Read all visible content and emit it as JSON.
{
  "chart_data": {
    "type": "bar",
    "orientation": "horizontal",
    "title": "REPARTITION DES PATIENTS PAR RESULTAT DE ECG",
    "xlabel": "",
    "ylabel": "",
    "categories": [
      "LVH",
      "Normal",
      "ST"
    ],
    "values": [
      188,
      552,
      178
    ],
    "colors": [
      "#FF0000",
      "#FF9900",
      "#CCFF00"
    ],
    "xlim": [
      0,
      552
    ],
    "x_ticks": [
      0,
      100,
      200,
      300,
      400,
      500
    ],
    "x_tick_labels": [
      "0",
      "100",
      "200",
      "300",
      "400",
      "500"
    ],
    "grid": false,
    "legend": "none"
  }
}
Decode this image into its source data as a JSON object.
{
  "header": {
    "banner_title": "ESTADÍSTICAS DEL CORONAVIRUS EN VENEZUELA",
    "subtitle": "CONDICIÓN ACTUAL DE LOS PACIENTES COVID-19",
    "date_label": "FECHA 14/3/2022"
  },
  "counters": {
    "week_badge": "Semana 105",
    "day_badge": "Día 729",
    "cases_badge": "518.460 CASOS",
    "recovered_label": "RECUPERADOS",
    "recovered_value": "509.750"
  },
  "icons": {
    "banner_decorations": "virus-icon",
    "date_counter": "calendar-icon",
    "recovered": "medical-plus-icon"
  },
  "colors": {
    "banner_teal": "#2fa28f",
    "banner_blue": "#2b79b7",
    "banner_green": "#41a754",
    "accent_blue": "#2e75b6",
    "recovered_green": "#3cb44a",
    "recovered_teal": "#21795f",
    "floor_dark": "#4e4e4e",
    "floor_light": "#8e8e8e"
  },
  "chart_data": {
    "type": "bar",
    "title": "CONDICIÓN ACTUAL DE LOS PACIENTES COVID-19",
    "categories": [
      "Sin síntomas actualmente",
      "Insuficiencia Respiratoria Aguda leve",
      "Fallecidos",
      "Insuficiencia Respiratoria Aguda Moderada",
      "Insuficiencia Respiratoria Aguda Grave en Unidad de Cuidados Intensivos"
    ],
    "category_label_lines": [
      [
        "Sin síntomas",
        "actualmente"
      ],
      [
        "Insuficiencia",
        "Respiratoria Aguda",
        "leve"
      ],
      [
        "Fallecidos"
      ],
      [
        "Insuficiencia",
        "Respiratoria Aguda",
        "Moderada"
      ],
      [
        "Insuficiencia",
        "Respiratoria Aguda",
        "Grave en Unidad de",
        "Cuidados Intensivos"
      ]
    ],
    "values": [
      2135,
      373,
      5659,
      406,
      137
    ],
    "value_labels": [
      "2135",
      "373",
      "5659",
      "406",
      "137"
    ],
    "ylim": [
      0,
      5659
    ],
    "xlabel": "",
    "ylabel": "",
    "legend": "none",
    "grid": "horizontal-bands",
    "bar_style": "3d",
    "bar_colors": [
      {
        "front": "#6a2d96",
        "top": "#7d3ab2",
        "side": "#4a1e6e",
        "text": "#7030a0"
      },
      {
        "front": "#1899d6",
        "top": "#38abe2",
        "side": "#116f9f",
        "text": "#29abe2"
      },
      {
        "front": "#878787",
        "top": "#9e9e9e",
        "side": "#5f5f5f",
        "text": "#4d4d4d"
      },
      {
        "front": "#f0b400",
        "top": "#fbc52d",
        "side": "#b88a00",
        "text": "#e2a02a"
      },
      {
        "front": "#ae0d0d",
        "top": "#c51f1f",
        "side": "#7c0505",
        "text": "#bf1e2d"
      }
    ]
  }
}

::::

# Requirement
Word for word, write out each of the records shown above.

# Response area
Read all visible content and emit it as JSON.
{
  "chart_data": {
    "type": "bar",
    "orientation": "horizontal",
    "title": "REPARTITION DES PATIENTS PAR RESULTAT DE ECG",
    "xlabel": "",
    "ylabel": "",
    "categories": [
      "LVH",
      "Normal",
      "ST"
    ],
    "values": [
      188,
      552,
      178
    ],
    "colors": [
      "#FF0000",
      "#FF9900",
      "#CCFF00"
    ],
    "xlim": [
      0,
      552
    ],
    "x_ticks": [
      0,
      100,
      200,
      300,
      400,
      500
    ],
    "x_tick_labels": [
      "0",
      "100",
      "200",
      "300",
      "400",
      "500"
    ],
    "grid": false,
    "legend": "none"
  }
}
Decode this image into its source data as a JSON object.
{
  "header": {
    "banner_title": "ESTADÍSTICAS DEL CORONAVIRUS EN VENEZUELA",
    "subtitle": "CONDICIÓN ACTUAL DE LOS PACIENTES COVID-19",
    "date_label": "FECHA 14/3/2022"
  },
  "counters": {
    "week_badge": "Semana 105",
    "day_badge": "Día 729",
    "cases_badge": "518.460 CASOS",
    "recovered_label": "RECUPERADOS",
    "recovered_value": "509.750"
  },
  "icons": {
    "banner_decorations": "virus-icon",
    "date_counter": "calendar-icon",
    "recovered": "medical-plus-icon"
  },
  "colors": {
    "banner_teal": "#2fa28f",
    "banner_blue": "#2b79b7",
    "banner_green": "#41a754",
    "accent_blue": "#2e75b6",
    "recovered_green": "#3cb44a",
    "recovered_teal": "#21795f",
    "floor_dark": "#4e4e4e",
    "floor_light": "#8e8e8e"
  },
  "chart_data": {
    "type": "bar",
    "title": "CONDICIÓN ACTUAL DE LOS PACIENTES COVID-19",
    "categories": [
      "Sin síntomas actualmente",
      "Insuficiencia Respiratoria Aguda leve",
      "Fallecidos",
      "Insuficiencia Respiratoria Aguda Moderada",
      "Insuficiencia Respiratoria Aguda Grave en Unidad de Cuidados Intensivos"
    ],
    "category_label_lines": [
      [
        "Sin síntomas",
        "actualmente"
      ],
      [
        "Insuficiencia",
        "Respiratoria Aguda",
        "leve"
      ],
      [
        "Fallecidos"
      ],
      [
        "Insuficiencia",
        "Respiratoria Aguda",
        "Moderada"
      ],
      [
        "Insuficiencia",
        "Respiratoria Aguda",
        "Grave en Unidad de",
        "Cuidados Intensivos"
      ]
    ],
    "values": [
      2135,
      373,
      5659,
      406,
      137
    ],
    "value_labels": [
      "2135",
      "373",
      "5659",
      "406",
      "137"
    ],
    "ylim": [
      0,
      5659
    ],
    "xlabel": "",
    "ylabel": "",
    "legend": "none",
    "grid": "horizontal-bands",
    "bar_style": "3d",
    "bar_colors": [
      {
        "front": "#6a2d96",
        "top": "#7d3ab2",
        "side": "#4a1e6e",
        "text": "#7030a0"
      },
      {
        "front": "#1899d6",
        "top": "#38abe2",
        "side": "#116f9f",
        "text": "#29abe2"
      },
      {
        "front": "#878787",
        "top": "#9e9e9e",
        "side": "#5f5f5f",
        "text": "#4d4d4d"
      },
      {
        "front": "#f0b400",
        "top": "#fbc52d",
        "side": "#b88a00",
        "text": "#e2a02a"
      },
      {
        "front": "#ae0d0d",
        "top": "#c51f1f",
        "side": "#7c0505",
        "text": "#bf1e2d"
      }
    ]
  }
}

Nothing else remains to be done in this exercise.